Repeat the data word for word. Do not include the pictures.

--- RECORDS FOR THIS EXERCISE ---
--
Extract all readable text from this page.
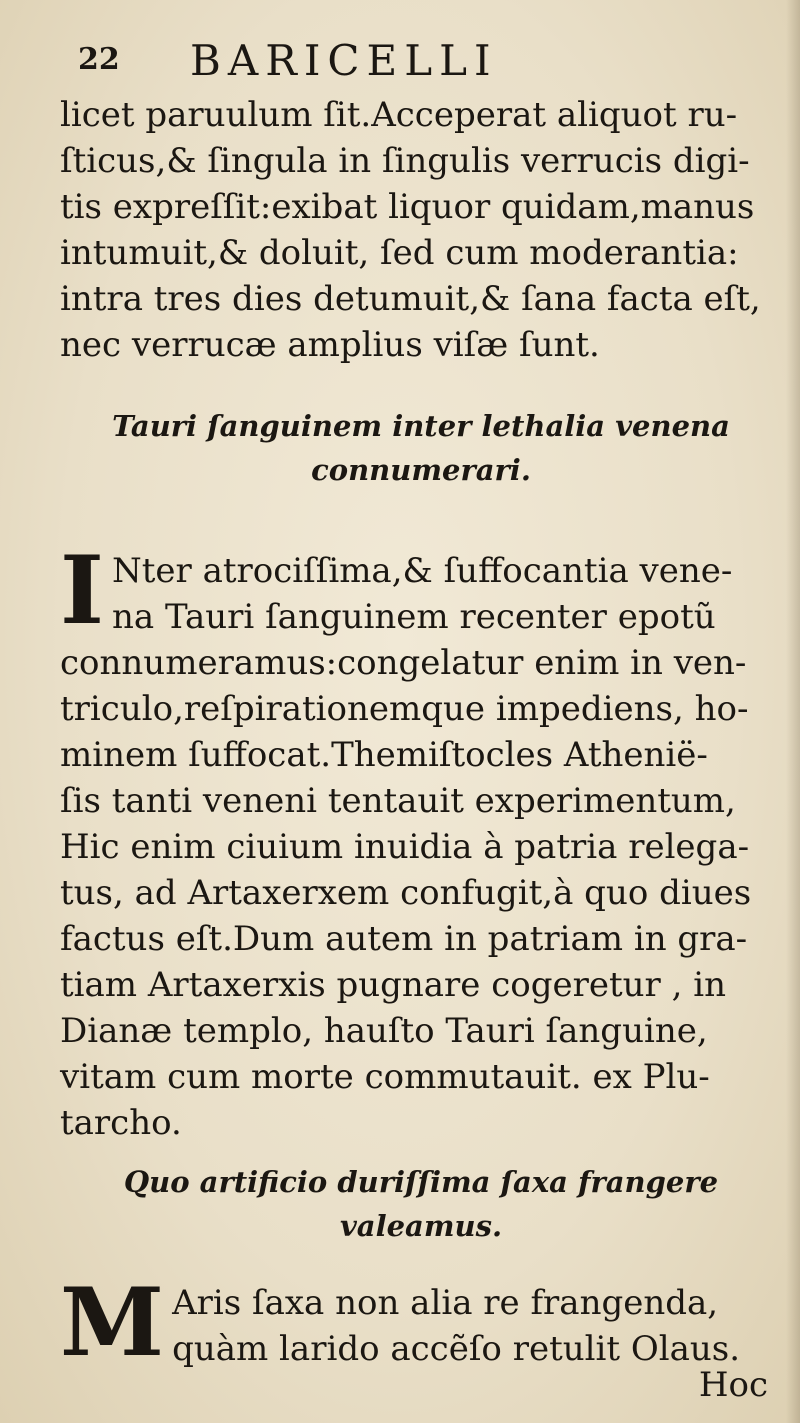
22 BARICELLI
licet paruulum ſit.Acceperat aliquot ru-
ſticus,& ſingula in ſingulis verrucis digi-
tis expreſſit:exibat liquor quidam,manus
intumuit,& doluit, ſed cum moderantia:
intra tres dies detumuit,& ſana facta eſt,
nec verrucæ amplius viſæ ſunt.
Tauri ſanguinem inter lethalia venena
connumerari.
I Nter atrociſſima,& ſuffocantia vene-
na Tauri ſanguinem recenter epotũ
connumeramus:congelatur enim in ven-
triculo,reſpirationemque impediens, ho-
minem ſuffocat.Themiſtocles Athenië-
ſis tanti veneni tentauit experimentum,
Hic enim ciuium inuidia à patria relega-
tus, ad Artaxerxem confugit,à quo diues
factus eſt.Dum autem in patriam in gra-
tiam Artaxerxis pugnare cogeretur , in
Dianæ templo, hauſto Tauri ſanguine,
vitam cum morte commutauit. ex Plu-
tarcho.
Quo artificio duriſſima ſaxa frangere
valeamus.
M Aris ſaxa non alia re frangenda,
quàm larido accẽſo retulit Olaus.
Hoc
--
--- IN RESPONSE ---
Extract all readable text from this page.
22 BARICELLI
licet paruulum ſit.Acceperat aliquot ru-
ſticus,& ſingula in ſingulis verrucis digi-
tis expreſſit:exibat liquor quidam,manus
intumuit,& doluit, ſed cum moderantia:
intra tres dies detumuit,& ſana facta eſt,
nec verrucæ amplius viſæ ſunt.
Tauri ſanguinem inter lethalia venena
connumerari.
I Nter atrociſſima,& ſuffocantia vene-
na Tauri ſanguinem recenter epotũ
connumeramus:congelatur enim in ven-
triculo,reſpirationemque impediens, ho-
minem ſuffocat.Themiſtocles Athenië-
ſis tanti veneni tentauit experimentum,
Hic enim ciuium inuidia à patria relega-
tus, ad Artaxerxem confugit,à quo diues
factus eſt.Dum autem in patriam in gra-
tiam Artaxerxis pugnare cogeretur , in
Dianæ templo, hauſto Tauri ſanguine,
vitam cum morte commutauit. ex Plu-
tarcho.
Quo artificio duriſſima ſaxa frangere
valeamus.
M Aris ſaxa non alia re frangenda,
quàm larido accẽſo retulit Olaus.
Hoc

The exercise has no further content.